PROBLEM DETAILS -
Would it be possible to write out each entry below exactly, without the pictures?

--- SOURCE MATERIAL ---

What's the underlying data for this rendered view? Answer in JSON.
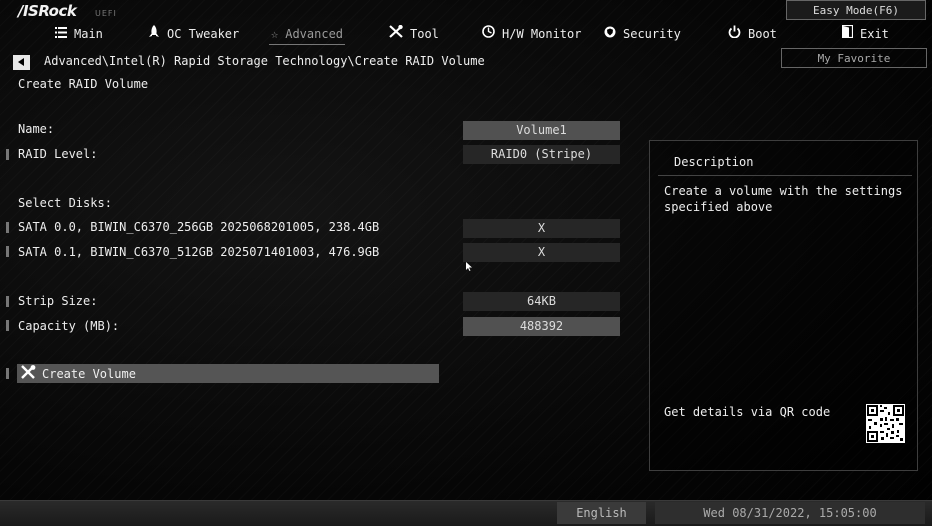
{
  "header": {
    "logo": "/ISRock",
    "logo_suffix": "UEFI",
    "easy_mode_label": "Easy Mode(F6)",
    "tabs": [
      {
        "label": "Main",
        "icon": "list-icon"
      },
      {
        "label": "OC Tweaker",
        "icon": "rocket-icon"
      },
      {
        "label": "Advanced",
        "icon": "star-icon",
        "active": true
      },
      {
        "label": "Tool",
        "icon": "tools-icon"
      },
      {
        "label": "H/W Monitor",
        "icon": "monitor-icon"
      },
      {
        "label": "Security",
        "icon": "shield-icon"
      },
      {
        "label": "Boot",
        "icon": "power-icon"
      },
      {
        "label": "Exit",
        "icon": "exit-door-icon"
      }
    ],
    "my_favorite_label": "My Favorite"
  },
  "breadcrumb": "Advanced\\Intel(R) Rapid Storage Technology\\Create RAID Volume",
  "page_title": "Create RAID Volume",
  "options": {
    "name": {
      "label": "Name:",
      "value": "Volume1"
    },
    "raid_level": {
      "label": "RAID Level:",
      "value": "RAID0 (Stripe)"
    },
    "select_disks_label": "Select Disks:",
    "disks": [
      {
        "label": "SATA 0.0, BIWIN_C6370_256GB 2025068201005, 238.4GB",
        "value": "X"
      },
      {
        "label": "SATA 0.1, BIWIN_C6370_512GB 2025071401003, 476.9GB",
        "value": "X"
      }
    ],
    "strip_size": {
      "label": "Strip Size:",
      "value": "64KB"
    },
    "capacity": {
      "label": "Capacity (MB):",
      "value": "488392"
    },
    "create_volume_label": "Create Volume"
  },
  "description": {
    "title": "Description",
    "text": "Create a volume with the settings specified above",
    "qr_label": "Get details via QR code"
  },
  "footer": {
    "language": "English",
    "datetime": "Wed 08/31/2022, 15:05:00"
  },
  "colors": {
    "background": "#000000",
    "selected_row": "#555555",
    "value_box_light": "#515151",
    "value_box_dark": "#262626"
  }
}
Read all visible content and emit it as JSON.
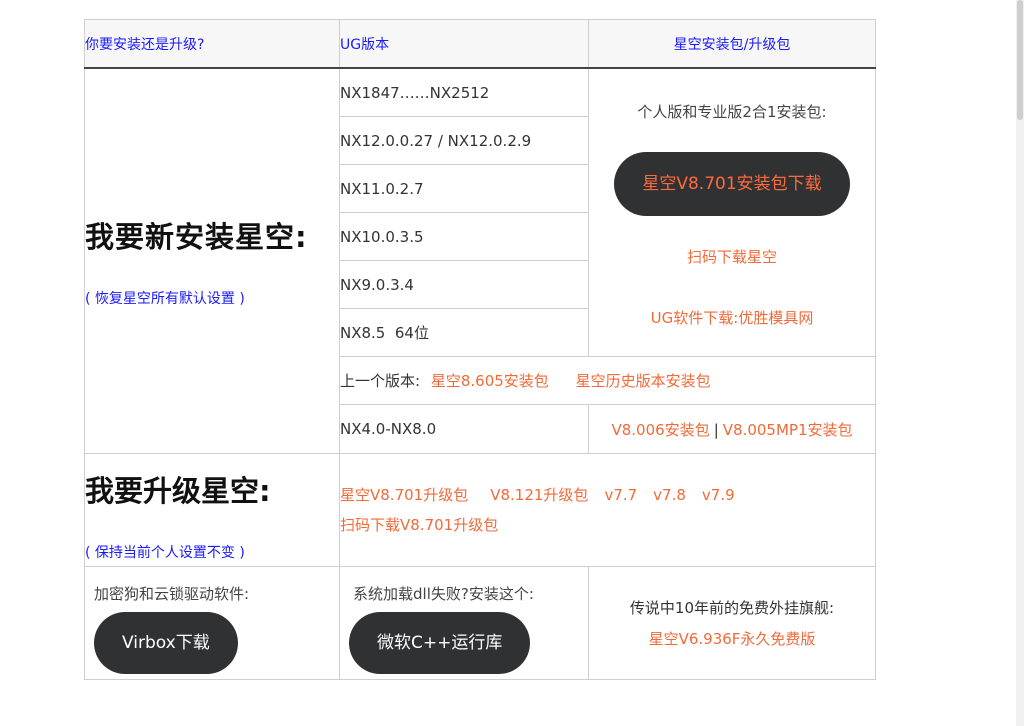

---

SOLUTION TO THIS TASK -
What's the underlying data for this rendered view? Answer in JSON.
{
  "header": {
    "logo": "/ISRock",
    "logo_suffix": "UEFI",
    "easy_mode_label": "Easy Mode(F6)",
    "tabs": [
      {
        "label": "Main",
        "icon": "list-icon"
      },
      {
        "label": "OC Tweaker",
        "icon": "rocket-icon"
      },
      {
        "label": "Advanced",
        "icon": "star-icon",
        "active": true
      },
      {
        "label": "Tool",
        "icon": "tools-icon"
      },
      {
        "label": "H/W Monitor",
        "icon": "monitor-icon"
      },
      {
        "label": "Security",
        "icon": "shield-icon"
      },
      {
        "label": "Boot",
        "icon": "power-icon"
      },
      {
        "label": "Exit",
        "icon": "exit-door-icon"
      }
    ],
    "my_favorite_label": "My Favorite"
  },
  "breadcrumb": "Advanced\\Intel(R) Rapid Storage Technology\\Create RAID Volume",
  "page_title": "Create RAID Volume",
  "options": {
    "name": {
      "label": "Name:",
      "value": "Volume1"
    },
    "raid_level": {
      "label": "RAID Level:",
      "value": "RAID0 (Stripe)"
    },
    "select_disks_label": "Select Disks:",
    "disks": [
      {
        "label": "SATA 0.0, BIWIN_C6370_256GB 2025068201005, 238.4GB",
        "value": "X"
      },
      {
        "label": "SATA 0.1, BIWIN_C6370_512GB 2025071401003, 476.9GB",
        "value": "X"
      }
    ],
    "strip_size": {
      "label": "Strip Size:",
      "value": "64KB"
    },
    "capacity": {
      "label": "Capacity (MB):",
      "value": "488392"
    },
    "create_volume_label": "Create Volume"
  },
  "description": {
    "title": "Description",
    "text": "Create a volume with the settings specified above",
    "qr_label": "Get details via QR code"
  },
  "footer": {
    "language": "English",
    "datetime": "Wed 08/31/2022, 15:05:00"
  },
  "colors": {
    "background": "#000000",
    "selected_row": "#555555",
    "value_box_light": "#515151",
    "value_box_dark": "#262626"
  }
}
Read all visible content and emit it as JSON.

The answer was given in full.